* _Exercise instructions_:
Lines containing the string "Выделение" are to be counted; report the total by itself.

* _Provided information_:
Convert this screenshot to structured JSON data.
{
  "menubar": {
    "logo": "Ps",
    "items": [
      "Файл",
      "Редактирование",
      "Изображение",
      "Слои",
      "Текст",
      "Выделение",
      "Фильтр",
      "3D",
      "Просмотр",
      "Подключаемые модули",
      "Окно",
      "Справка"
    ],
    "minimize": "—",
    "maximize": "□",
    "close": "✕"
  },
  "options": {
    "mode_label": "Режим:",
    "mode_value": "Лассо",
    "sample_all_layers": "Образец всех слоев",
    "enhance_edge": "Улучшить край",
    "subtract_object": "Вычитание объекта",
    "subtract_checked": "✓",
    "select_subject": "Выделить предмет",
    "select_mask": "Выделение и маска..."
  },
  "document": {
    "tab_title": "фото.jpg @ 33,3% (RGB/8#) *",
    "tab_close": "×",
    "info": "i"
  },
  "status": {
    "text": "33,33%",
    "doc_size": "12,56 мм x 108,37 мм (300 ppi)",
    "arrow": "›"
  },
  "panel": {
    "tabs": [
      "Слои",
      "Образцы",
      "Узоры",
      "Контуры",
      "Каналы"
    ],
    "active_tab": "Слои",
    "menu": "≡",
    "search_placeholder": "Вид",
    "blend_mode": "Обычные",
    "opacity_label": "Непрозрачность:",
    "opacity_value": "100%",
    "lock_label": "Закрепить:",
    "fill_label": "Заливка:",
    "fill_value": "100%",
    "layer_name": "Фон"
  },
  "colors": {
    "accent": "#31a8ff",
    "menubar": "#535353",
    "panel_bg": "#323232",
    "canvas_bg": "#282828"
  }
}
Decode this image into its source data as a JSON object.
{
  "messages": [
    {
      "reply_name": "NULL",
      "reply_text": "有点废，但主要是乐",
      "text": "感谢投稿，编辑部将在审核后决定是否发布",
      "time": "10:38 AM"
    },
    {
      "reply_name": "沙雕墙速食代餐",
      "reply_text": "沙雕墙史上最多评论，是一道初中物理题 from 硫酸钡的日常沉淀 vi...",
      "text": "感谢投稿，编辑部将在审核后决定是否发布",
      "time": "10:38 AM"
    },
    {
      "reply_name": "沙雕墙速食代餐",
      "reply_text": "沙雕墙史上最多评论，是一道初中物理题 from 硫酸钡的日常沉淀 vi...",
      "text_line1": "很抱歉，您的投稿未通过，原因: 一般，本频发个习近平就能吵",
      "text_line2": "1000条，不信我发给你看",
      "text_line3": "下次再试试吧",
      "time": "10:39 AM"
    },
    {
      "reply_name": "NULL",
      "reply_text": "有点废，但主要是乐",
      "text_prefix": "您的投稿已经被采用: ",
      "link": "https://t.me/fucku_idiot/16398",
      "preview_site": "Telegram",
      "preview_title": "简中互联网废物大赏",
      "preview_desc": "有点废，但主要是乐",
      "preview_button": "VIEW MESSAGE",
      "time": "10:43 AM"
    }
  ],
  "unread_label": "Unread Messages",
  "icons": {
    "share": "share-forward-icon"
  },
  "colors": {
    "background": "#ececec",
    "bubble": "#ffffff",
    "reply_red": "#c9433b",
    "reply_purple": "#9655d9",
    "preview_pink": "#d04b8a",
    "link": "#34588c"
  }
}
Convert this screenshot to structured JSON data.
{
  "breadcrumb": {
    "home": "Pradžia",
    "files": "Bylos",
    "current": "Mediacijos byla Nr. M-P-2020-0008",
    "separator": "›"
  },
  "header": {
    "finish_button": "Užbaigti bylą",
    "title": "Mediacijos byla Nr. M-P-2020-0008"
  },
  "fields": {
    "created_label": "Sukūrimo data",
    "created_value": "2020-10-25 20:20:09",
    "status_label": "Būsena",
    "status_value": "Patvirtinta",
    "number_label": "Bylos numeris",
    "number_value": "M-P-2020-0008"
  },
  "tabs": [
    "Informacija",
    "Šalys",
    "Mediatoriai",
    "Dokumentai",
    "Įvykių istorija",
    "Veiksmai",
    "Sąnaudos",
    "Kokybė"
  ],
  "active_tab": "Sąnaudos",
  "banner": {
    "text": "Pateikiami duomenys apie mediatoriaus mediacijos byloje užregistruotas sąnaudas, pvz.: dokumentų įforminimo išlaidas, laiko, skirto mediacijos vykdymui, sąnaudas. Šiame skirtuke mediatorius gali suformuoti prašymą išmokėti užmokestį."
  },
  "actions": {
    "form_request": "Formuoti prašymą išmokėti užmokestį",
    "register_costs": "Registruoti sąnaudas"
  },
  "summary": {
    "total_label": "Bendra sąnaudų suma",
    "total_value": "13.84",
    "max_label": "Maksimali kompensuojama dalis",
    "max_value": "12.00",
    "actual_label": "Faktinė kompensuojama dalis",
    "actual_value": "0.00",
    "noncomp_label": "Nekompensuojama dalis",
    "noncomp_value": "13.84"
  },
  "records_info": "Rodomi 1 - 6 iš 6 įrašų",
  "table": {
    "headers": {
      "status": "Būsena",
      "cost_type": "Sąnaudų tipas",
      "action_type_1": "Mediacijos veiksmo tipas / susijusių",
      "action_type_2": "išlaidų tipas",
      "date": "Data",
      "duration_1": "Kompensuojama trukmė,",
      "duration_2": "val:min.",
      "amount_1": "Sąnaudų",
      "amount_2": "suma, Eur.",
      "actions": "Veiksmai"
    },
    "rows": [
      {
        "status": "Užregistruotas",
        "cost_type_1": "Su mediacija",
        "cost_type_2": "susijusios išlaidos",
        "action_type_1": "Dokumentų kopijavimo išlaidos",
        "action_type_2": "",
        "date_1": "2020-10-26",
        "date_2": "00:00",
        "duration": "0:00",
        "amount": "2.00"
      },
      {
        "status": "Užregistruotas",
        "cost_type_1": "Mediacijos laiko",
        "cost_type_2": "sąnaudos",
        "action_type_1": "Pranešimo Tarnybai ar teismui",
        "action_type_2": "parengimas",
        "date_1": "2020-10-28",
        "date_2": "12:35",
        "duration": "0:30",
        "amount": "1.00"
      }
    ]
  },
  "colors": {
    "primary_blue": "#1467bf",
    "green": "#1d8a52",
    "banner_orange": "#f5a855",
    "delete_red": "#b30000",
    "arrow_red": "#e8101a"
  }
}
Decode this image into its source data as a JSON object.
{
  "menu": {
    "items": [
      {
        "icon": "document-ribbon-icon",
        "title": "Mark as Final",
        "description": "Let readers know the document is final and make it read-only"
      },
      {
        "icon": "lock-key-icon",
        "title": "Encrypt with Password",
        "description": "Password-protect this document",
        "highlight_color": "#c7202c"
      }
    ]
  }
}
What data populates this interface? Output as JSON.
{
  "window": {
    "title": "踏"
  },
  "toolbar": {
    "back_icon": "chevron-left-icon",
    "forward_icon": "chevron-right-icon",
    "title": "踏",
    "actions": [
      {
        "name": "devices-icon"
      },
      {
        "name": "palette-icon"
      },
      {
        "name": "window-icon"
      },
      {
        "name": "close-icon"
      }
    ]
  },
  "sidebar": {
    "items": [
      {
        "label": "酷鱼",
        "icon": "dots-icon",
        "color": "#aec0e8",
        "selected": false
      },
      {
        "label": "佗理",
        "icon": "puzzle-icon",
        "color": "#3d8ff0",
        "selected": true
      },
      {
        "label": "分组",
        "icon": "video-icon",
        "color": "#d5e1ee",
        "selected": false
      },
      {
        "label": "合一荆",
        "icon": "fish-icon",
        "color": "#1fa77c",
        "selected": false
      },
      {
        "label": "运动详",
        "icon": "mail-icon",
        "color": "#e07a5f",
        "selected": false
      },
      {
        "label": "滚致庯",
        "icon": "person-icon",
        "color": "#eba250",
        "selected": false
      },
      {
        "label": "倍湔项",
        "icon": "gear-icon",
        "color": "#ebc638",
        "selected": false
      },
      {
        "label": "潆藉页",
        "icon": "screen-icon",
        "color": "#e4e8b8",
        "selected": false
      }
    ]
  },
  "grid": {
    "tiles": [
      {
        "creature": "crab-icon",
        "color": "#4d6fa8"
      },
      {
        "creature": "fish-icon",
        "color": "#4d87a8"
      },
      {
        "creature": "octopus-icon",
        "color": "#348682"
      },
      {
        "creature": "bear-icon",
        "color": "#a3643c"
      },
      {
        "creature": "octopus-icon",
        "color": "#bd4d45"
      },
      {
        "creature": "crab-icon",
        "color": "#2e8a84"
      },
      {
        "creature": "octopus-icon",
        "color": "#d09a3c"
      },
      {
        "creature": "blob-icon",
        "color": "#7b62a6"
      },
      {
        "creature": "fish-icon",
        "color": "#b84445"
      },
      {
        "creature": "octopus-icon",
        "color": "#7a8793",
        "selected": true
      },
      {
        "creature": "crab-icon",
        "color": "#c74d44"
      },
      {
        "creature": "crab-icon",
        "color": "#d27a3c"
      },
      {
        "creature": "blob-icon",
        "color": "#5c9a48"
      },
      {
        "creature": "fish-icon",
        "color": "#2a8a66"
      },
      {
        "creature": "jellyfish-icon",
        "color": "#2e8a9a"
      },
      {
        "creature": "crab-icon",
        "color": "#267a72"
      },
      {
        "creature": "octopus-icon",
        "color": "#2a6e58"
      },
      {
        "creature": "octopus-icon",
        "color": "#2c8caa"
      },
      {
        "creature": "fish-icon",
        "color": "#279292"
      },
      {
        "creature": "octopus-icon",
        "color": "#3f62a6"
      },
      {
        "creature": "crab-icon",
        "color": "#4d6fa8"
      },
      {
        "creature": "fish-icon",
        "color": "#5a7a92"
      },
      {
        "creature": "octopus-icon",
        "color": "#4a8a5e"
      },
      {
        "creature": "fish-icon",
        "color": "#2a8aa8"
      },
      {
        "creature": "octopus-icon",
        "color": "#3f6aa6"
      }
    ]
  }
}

* _Solution to this task_:
2